Excerpted text:
%%
The greatest challenge for family planning centers may be the requirement that, to be given priority, they must be part of “a system of care that provides a continuum of services, including comprehensive primary health care and appropriate referrals or arrangements for secondary and tertiary care.” Although many family planning centers are not part of an agency that offers comprehensive primary care, they generally do have referral arrangements with these types of providers in their communities and regularly refer clients when circumstances warrant. And, of course, Title X specifically requires programs to refer clients for needed care that is outside the scope of the Title X project.
But there also may be opportunities that could help in overcoming this hurdle. A dramatic new influx of funding for the NHSC should give freestanding family planning centers reason to feel hopeful that they may finally be able to participate in this important program. The stimulus legislation enacted at the beginning of 2009 provided $300 million in expansion funds to the NHSC, and the health care reform legislation added an additional $1.5 billion in new dedicated funding over a five-year period. According to Rebecca Spitzgo, director of the program within the Health Resources and Services Administration (HRSA) at DHHS, their goal is to more than double the size of the NHSC workforce in coming years. This influx of dollars may lead the program to be able to approve placement sites—such as some family planning centers—that meet the requirements for program participation, but fall slightly short of some of the elements needed to be given priority. In fact, in a November conference call to discuss program and policy changes for the current year, Spitzgo acknowledged that HRSA is looking at the eligibility of new sites and is trying to take a broader approach toward determining which sites are eligible. Hopefully, this will lead HRSA to recognize family planning centers as the key safety-net providers their clients view them to be, as it has been urged to do by the National Family Planning and Reproductive Health Association.
But for the doors of this critical program to swing open at last, family planning centers located in HPSAs will need to position themselves to be able to take full advantage of this emerging opportunity. To do so, they may want to take a fresh look at the referral arrangements and procedures currently in place with other providers in their communities and see what can be done to make them as strong and comprehensive as possible. Even further, family planning centers may want to assess whether it is time to look to establish more formal relationships with other safety-net providers in their communities as a way to ensure that family planning centers can effectively and efficiently “hand off” clients who need services beyond the scope of care they provide. Doing so could at once strengthen centers’ applications for NHSC placements while deepening relationships with—and positioning themselves as assets to—the more comprehensive systems likely to become ever more important as we move down the road of implementing health care reform.
%%
Tasks:
(a) According to the passage on family planning centers and the NHSC, how much expansion funding did the stimulus legislation enacted at the beginning of 2009 provide to the NHSC?
(b) Reproduce the passage on family planning centers and the NHSC word for word, starting at "The greatest challenge" and ending at "Title X project.".

Excerpted records:
%%
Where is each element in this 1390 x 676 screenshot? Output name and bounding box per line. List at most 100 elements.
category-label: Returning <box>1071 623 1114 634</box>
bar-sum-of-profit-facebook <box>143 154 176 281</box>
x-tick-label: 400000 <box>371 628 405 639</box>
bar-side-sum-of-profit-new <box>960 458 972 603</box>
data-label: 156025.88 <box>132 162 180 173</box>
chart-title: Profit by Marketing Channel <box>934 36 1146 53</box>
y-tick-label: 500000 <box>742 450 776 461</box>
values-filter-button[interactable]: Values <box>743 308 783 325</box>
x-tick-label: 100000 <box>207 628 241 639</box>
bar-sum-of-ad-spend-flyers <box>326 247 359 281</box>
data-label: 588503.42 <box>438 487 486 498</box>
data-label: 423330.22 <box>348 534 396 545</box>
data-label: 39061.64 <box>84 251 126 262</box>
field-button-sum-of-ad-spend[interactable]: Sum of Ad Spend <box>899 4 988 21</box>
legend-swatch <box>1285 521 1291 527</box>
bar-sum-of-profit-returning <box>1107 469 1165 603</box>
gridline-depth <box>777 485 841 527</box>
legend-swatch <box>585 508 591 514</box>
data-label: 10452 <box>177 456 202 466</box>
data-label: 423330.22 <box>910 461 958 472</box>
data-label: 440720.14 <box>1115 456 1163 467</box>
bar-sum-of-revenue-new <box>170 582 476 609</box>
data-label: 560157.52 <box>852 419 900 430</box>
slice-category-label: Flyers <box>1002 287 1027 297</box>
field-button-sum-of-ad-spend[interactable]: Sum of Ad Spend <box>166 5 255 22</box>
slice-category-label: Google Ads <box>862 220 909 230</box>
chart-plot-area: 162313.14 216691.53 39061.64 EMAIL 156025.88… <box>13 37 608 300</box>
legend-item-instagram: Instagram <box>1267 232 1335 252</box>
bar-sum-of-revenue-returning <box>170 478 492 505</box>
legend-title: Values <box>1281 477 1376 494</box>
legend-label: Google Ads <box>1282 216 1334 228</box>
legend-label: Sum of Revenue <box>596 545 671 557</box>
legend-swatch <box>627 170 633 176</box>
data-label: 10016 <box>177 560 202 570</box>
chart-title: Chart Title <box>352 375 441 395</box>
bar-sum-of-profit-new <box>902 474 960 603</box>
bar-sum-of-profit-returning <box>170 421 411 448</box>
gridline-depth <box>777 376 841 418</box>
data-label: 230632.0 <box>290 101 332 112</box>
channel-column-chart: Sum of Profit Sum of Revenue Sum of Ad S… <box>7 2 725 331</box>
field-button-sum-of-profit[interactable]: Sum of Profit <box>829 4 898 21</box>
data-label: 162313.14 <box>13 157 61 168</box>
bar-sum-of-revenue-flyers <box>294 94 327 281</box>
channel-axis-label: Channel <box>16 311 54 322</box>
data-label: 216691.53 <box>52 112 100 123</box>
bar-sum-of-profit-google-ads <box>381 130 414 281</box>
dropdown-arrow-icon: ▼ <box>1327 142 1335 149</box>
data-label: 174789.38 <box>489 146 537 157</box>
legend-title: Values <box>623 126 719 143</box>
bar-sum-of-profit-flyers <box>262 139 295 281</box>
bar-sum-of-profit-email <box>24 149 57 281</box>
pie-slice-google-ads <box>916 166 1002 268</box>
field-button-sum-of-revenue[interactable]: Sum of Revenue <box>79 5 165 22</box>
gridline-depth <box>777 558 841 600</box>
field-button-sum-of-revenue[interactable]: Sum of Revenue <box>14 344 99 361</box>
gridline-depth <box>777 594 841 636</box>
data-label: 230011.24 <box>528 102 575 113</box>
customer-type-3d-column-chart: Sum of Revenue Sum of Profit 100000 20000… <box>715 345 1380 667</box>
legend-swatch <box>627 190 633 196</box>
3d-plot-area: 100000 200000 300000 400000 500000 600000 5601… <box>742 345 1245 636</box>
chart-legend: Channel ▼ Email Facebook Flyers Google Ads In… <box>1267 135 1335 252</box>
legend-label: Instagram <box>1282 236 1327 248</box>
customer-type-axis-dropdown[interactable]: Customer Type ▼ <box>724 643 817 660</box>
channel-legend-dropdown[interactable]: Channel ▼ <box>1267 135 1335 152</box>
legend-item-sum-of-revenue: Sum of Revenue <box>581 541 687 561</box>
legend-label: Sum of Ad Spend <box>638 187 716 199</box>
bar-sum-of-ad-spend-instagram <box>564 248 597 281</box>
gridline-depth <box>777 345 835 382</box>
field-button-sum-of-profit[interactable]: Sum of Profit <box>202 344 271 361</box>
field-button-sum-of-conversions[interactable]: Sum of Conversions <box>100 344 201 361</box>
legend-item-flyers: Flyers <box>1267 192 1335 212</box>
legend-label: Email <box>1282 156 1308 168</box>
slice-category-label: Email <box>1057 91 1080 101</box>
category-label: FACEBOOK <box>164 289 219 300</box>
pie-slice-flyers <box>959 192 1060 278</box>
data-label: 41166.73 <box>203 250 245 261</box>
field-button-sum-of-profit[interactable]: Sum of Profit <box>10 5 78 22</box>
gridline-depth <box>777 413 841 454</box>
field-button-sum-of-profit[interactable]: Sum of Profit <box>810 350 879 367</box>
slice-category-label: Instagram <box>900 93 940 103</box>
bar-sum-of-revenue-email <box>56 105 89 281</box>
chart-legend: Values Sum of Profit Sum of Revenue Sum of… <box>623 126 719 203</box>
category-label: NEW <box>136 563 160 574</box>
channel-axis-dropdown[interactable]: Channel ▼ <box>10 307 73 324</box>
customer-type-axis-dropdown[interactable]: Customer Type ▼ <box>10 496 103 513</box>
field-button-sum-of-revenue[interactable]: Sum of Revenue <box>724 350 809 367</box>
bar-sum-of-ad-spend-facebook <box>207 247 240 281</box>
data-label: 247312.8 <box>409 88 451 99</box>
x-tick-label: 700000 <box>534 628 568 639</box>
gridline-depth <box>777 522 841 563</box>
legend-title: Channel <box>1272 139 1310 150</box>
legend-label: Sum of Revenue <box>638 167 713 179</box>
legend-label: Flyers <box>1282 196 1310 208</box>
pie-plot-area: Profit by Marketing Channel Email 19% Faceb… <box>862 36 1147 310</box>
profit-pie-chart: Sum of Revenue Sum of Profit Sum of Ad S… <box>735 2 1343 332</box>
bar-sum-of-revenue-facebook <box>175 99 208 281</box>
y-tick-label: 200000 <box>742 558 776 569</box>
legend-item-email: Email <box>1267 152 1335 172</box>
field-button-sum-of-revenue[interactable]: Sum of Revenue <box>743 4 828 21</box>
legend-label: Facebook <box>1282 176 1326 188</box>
%%
Solutions:
(a) $300 million

(b)
The greatest challenge for family planning centers may be the requirement that, to be given priority, they must be part of “a system of care that provides a continuum of services, including comprehensive primary health care and appropriate referrals or arrangements for secondary and tertiary care.” Although many family planning centers are not part of an agency that offers comprehensive primary care, they generally do have referral arrangements with these types of providers in their communities and regularly refer clients when circumstances warrant. And, of course, Title X specifically requires programs to refer clients for needed care that is outside the scope of the Title X project.